Task directions: Extract the records below word for word and ignore the images.

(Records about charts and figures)
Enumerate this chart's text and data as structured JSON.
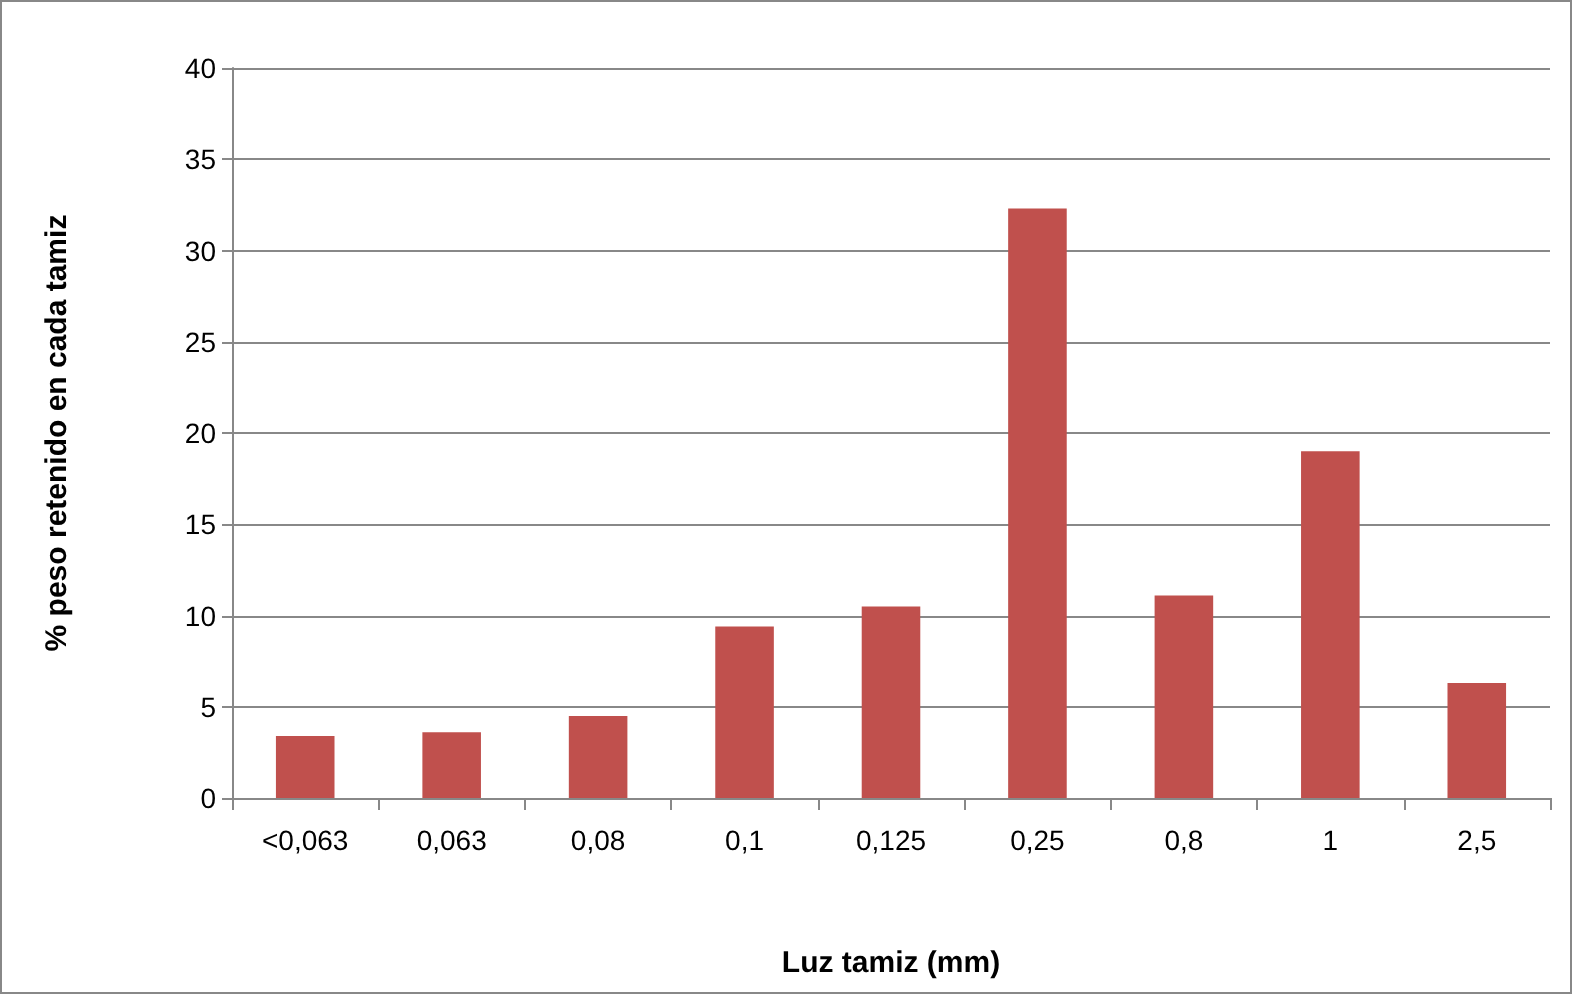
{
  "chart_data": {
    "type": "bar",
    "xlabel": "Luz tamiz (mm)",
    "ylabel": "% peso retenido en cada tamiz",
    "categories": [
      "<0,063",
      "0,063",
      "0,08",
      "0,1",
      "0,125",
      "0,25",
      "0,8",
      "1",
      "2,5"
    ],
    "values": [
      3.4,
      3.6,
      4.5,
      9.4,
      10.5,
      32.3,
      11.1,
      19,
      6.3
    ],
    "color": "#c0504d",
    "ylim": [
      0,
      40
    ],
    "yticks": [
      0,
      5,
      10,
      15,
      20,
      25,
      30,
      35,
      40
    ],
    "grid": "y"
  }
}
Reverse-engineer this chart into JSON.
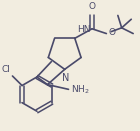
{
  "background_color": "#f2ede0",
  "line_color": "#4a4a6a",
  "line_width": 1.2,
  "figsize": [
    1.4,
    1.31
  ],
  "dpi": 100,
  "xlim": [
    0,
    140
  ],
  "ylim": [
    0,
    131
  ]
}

Solved problem:
Enumerate this chart's text and data as structured JSON.
{
  "chart_data": {
    "type": "bar",
    "xlabel": "Luz tamiz (mm)",
    "ylabel": "% peso retenido en cada tamiz",
    "categories": [
      "<0,063",
      "0,063",
      "0,08",
      "0,1",
      "0,125",
      "0,25",
      "0,8",
      "1",
      "2,5"
    ],
    "values": [
      3.4,
      3.6,
      4.5,
      9.4,
      10.5,
      32.3,
      11.1,
      19,
      6.3
    ],
    "color": "#c0504d",
    "ylim": [
      0,
      40
    ],
    "yticks": [
      0,
      5,
      10,
      15,
      20,
      25,
      30,
      35,
      40
    ],
    "grid": "y"
  }
}
Reverse-engineer this chart into JSON.
{
  "background_color": "#f2ede0",
  "line_color": "#4a4a6a",
  "line_width": 1.2,
  "figsize": [
    1.4,
    1.31
  ],
  "dpi": 100,
  "xlim": [
    0,
    140
  ],
  "ylim": [
    0,
    131
  ]
}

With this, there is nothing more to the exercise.